[Problem]: Would you return all of this data exactly, leaving nothing out?

Entries from a dataset
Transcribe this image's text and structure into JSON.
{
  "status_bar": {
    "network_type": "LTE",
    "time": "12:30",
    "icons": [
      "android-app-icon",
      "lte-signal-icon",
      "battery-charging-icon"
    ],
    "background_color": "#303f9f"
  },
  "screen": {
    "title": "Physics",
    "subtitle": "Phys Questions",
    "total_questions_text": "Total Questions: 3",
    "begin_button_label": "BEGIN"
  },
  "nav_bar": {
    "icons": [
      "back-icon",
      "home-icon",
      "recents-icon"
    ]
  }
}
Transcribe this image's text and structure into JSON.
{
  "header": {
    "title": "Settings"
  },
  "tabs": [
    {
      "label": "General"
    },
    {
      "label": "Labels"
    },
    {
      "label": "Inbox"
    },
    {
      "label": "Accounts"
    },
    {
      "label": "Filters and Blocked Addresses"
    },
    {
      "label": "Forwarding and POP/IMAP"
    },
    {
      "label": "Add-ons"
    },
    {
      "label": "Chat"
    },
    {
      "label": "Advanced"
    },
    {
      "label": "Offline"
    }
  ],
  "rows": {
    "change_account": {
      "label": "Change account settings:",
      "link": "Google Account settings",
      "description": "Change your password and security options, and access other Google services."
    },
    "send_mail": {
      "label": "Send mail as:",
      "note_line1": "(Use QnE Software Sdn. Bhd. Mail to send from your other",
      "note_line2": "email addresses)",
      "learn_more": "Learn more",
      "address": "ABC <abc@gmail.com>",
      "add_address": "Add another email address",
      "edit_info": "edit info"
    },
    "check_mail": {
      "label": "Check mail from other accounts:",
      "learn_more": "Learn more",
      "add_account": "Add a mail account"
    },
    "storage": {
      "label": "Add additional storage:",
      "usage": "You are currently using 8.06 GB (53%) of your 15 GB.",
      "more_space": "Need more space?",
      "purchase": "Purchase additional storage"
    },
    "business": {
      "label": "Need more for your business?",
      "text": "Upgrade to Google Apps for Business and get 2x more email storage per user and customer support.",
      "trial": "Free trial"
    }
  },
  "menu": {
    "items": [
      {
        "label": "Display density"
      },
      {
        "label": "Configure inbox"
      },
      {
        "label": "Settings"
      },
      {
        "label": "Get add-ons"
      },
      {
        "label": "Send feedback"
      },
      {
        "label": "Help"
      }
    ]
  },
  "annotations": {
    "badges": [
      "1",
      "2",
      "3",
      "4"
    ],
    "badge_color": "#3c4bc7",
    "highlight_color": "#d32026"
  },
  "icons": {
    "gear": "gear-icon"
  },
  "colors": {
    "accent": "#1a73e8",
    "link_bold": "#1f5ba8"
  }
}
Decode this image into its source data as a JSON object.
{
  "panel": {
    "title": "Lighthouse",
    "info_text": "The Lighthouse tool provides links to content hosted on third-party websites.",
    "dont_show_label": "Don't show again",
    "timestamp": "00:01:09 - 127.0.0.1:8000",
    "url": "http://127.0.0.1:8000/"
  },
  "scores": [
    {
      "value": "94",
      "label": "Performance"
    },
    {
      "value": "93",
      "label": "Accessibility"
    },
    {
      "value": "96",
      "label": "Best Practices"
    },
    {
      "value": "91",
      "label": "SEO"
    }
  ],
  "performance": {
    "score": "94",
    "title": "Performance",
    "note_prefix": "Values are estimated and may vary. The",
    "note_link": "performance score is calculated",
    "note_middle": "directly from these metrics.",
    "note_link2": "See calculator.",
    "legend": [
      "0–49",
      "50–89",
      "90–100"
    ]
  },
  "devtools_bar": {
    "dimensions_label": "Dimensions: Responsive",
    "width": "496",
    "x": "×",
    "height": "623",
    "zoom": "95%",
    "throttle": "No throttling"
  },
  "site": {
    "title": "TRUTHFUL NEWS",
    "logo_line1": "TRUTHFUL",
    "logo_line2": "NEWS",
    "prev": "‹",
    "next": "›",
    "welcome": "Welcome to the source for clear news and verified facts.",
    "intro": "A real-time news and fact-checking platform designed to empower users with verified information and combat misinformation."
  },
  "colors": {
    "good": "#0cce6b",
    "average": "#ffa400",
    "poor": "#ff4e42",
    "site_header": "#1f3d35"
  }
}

[Written answer]:
Transcribe this image's text and structure into JSON.
{
  "status_bar": {
    "network_type": "LTE",
    "time": "12:30",
    "icons": [
      "android-app-icon",
      "lte-signal-icon",
      "battery-charging-icon"
    ],
    "background_color": "#303f9f"
  },
  "screen": {
    "title": "Physics",
    "subtitle": "Phys Questions",
    "total_questions_text": "Total Questions: 3",
    "begin_button_label": "BEGIN"
  },
  "nav_bar": {
    "icons": [
      "back-icon",
      "home-icon",
      "recents-icon"
    ]
  }
}
Transcribe this image's text and structure into JSON.
{
  "header": {
    "title": "Settings"
  },
  "tabs": [
    {
      "label": "General"
    },
    {
      "label": "Labels"
    },
    {
      "label": "Inbox"
    },
    {
      "label": "Accounts"
    },
    {
      "label": "Filters and Blocked Addresses"
    },
    {
      "label": "Forwarding and POP/IMAP"
    },
    {
      "label": "Add-ons"
    },
    {
      "label": "Chat"
    },
    {
      "label": "Advanced"
    },
    {
      "label": "Offline"
    }
  ],
  "rows": {
    "change_account": {
      "label": "Change account settings:",
      "link": "Google Account settings",
      "description": "Change your password and security options, and access other Google services."
    },
    "send_mail": {
      "label": "Send mail as:",
      "note_line1": "(Use QnE Software Sdn. Bhd. Mail to send from your other",
      "note_line2": "email addresses)",
      "learn_more": "Learn more",
      "address": "ABC <abc@gmail.com>",
      "add_address": "Add another email address",
      "edit_info": "edit info"
    },
    "check_mail": {
      "label": "Check mail from other accounts:",
      "learn_more": "Learn more",
      "add_account": "Add a mail account"
    },
    "storage": {
      "label": "Add additional storage:",
      "usage": "You are currently using 8.06 GB (53%) of your 15 GB.",
      "more_space": "Need more space?",
      "purchase": "Purchase additional storage"
    },
    "business": {
      "label": "Need more for your business?",
      "text": "Upgrade to Google Apps for Business and get 2x more email storage per user and customer support.",
      "trial": "Free trial"
    }
  },
  "menu": {
    "items": [
      {
        "label": "Display density"
      },
      {
        "label": "Configure inbox"
      },
      {
        "label": "Settings"
      },
      {
        "label": "Get add-ons"
      },
      {
        "label": "Send feedback"
      },
      {
        "label": "Help"
      }
    ]
  },
  "annotations": {
    "badges": [
      "1",
      "2",
      "3",
      "4"
    ],
    "badge_color": "#3c4bc7",
    "highlight_color": "#d32026"
  },
  "icons": {
    "gear": "gear-icon"
  },
  "colors": {
    "accent": "#1a73e8",
    "link_bold": "#1f5ba8"
  }
}
Decode this image into its source data as a JSON object.
{
  "panel": {
    "title": "Lighthouse",
    "info_text": "The Lighthouse tool provides links to content hosted on third-party websites.",
    "dont_show_label": "Don't show again",
    "timestamp": "00:01:09 - 127.0.0.1:8000",
    "url": "http://127.0.0.1:8000/"
  },
  "scores": [
    {
      "value": "94",
      "label": "Performance"
    },
    {
      "value": "93",
      "label": "Accessibility"
    },
    {
      "value": "96",
      "label": "Best Practices"
    },
    {
      "value": "91",
      "label": "SEO"
    }
  ],
  "performance": {
    "score": "94",
    "title": "Performance",
    "note_prefix": "Values are estimated and may vary. The",
    "note_link": "performance score is calculated",
    "note_middle": "directly from these metrics.",
    "note_link2": "See calculator.",
    "legend": [
      "0–49",
      "50–89",
      "90–100"
    ]
  },
  "devtools_bar": {
    "dimensions_label": "Dimensions: Responsive",
    "width": "496",
    "x": "×",
    "height": "623",
    "zoom": "95%",
    "throttle": "No throttling"
  },
  "site": {
    "title": "TRUTHFUL NEWS",
    "logo_line1": "TRUTHFUL",
    "logo_line2": "NEWS",
    "prev": "‹",
    "next": "›",
    "welcome": "Welcome to the source for clear news and verified facts.",
    "intro": "A real-time news and fact-checking platform designed to empower users with verified information and combat misinformation."
  },
  "colors": {
    "good": "#0cce6b",
    "average": "#ffa400",
    "poor": "#ff4e42",
    "site_header": "#1f3d35"
  }
}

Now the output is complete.